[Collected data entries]
>>>>>

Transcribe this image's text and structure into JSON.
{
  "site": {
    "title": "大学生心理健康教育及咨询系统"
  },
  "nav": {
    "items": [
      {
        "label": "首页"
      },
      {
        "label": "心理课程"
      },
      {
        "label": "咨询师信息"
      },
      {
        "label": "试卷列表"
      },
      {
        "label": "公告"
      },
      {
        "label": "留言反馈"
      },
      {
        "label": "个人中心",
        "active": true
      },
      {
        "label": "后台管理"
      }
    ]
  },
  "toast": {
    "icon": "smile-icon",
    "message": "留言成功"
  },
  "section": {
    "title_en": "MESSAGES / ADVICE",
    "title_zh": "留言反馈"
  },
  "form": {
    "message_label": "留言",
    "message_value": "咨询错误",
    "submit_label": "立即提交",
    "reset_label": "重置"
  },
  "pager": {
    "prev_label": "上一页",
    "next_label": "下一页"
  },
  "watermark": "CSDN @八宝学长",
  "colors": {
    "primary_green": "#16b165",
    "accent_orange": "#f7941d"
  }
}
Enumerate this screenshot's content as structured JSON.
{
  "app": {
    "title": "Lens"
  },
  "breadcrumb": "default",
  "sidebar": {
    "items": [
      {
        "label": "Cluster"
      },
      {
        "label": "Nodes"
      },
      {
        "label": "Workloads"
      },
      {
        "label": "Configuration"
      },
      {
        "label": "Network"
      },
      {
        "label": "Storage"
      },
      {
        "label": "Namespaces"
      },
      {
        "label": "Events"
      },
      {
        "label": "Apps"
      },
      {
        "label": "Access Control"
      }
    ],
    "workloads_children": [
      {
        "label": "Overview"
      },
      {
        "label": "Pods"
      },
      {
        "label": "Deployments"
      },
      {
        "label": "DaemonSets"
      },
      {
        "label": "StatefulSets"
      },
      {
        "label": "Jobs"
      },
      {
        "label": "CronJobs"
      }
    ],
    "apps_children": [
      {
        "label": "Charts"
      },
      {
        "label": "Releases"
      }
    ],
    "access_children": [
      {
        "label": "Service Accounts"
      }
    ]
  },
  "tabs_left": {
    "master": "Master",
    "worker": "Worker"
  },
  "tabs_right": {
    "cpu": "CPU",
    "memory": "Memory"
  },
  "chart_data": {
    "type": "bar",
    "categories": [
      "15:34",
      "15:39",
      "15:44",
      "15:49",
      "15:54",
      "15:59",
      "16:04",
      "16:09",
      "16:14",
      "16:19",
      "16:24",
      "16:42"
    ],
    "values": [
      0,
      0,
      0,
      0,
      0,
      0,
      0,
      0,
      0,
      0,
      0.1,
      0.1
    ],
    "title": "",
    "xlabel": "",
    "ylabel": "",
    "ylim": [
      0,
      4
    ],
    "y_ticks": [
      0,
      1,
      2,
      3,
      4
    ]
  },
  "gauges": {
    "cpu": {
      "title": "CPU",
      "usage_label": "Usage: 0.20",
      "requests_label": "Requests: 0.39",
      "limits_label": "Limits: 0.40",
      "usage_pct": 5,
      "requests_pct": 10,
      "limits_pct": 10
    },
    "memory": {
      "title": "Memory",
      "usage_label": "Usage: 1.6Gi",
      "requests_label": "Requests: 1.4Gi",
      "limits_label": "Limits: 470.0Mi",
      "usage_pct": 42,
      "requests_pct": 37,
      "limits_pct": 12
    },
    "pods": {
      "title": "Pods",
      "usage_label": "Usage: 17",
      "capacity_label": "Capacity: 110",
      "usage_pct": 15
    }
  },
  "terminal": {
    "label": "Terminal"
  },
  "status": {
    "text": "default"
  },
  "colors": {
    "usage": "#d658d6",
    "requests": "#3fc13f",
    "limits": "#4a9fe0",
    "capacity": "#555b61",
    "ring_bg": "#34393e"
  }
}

<<<<<

§ **STATED PROBLEM**
Give the number of lines above that hold the word "JSON", and nothing more.

§ **THE COMPLETED TASK**
2